** Start Task material **
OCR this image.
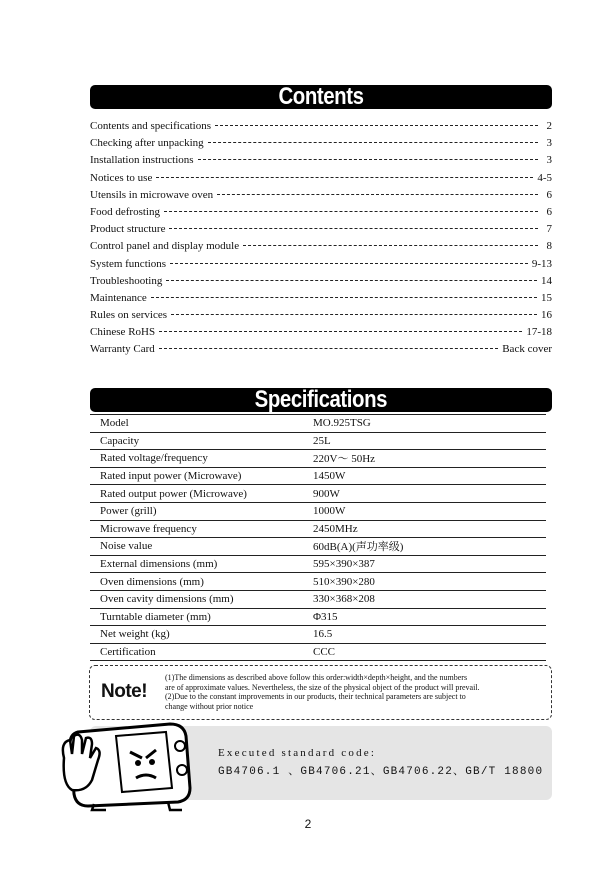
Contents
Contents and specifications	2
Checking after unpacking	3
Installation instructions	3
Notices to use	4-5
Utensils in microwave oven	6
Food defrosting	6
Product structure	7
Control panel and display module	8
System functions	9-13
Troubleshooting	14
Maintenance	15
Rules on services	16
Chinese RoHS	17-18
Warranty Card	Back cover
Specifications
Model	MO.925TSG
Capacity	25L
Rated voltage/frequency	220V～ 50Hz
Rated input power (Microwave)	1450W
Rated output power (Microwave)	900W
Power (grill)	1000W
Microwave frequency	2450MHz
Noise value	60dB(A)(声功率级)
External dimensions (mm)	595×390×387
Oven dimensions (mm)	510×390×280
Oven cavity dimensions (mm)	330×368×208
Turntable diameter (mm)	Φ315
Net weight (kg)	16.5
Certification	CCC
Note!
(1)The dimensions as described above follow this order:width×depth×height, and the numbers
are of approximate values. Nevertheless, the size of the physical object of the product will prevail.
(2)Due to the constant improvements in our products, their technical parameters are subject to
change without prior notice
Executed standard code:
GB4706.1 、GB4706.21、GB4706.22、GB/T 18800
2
** End Task material **
** Start Task material **
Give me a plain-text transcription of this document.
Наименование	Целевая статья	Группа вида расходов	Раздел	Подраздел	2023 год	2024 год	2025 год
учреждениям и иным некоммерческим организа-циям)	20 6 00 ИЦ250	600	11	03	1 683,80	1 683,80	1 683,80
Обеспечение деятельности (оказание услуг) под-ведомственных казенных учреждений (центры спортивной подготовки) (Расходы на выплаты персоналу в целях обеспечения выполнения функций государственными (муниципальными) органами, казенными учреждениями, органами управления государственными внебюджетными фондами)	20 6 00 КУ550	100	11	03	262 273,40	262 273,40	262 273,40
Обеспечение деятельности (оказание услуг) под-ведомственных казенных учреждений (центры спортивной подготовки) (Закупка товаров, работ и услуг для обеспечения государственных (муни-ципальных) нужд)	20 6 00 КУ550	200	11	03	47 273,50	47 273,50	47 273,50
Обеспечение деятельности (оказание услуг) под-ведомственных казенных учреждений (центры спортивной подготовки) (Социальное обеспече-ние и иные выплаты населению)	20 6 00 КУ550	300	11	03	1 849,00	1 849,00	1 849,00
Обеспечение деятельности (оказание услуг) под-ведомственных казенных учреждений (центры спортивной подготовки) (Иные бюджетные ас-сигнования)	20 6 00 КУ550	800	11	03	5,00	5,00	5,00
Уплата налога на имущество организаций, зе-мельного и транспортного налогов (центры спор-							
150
** End Task material **
▶ [Task objective] Write the number of lines containing the word "Обеспечение" and nothing besides it.

▶ [Answer to the exercise] 4